TASK PROMPT:
Go through the listing beneath this task and return every line that carries the string "document".

ENTRIES:
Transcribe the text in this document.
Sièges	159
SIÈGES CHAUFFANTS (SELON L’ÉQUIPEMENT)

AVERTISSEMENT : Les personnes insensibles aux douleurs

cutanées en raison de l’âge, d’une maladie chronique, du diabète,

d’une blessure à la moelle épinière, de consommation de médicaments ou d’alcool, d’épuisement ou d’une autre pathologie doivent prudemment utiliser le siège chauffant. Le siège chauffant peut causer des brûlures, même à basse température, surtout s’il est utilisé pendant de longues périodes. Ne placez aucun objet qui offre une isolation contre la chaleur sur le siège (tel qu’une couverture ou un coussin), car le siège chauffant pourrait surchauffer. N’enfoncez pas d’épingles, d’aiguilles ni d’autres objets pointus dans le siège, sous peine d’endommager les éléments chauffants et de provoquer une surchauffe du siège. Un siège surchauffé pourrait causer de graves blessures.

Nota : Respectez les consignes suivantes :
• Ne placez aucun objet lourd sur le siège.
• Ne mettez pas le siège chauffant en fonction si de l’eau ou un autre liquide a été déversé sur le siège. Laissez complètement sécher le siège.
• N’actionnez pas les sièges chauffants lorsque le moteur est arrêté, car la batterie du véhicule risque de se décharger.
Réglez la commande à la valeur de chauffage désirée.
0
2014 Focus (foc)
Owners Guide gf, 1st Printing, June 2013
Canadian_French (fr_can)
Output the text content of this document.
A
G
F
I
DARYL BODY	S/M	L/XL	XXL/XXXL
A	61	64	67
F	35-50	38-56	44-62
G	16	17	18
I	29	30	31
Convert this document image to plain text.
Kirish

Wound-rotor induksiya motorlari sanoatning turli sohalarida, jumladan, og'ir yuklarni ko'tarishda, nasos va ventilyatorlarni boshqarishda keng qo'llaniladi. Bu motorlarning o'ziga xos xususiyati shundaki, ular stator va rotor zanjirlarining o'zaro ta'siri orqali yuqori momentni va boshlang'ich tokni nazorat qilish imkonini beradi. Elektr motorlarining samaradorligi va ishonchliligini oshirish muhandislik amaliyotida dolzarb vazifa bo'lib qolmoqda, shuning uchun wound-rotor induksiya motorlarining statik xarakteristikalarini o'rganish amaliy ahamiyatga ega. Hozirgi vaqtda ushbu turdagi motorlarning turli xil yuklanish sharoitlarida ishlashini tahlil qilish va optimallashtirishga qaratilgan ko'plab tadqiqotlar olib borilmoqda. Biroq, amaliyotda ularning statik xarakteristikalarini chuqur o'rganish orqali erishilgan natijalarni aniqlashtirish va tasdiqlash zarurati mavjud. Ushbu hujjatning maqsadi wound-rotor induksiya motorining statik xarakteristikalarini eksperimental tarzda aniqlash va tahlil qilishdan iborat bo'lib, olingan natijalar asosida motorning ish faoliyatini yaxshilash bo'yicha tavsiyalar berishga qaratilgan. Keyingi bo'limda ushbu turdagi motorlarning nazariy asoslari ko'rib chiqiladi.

SOLUTION FOR THIS PROBLEM:
Transcribe the text in this document.
Output the text content of this document.
Convert this document image to plain text.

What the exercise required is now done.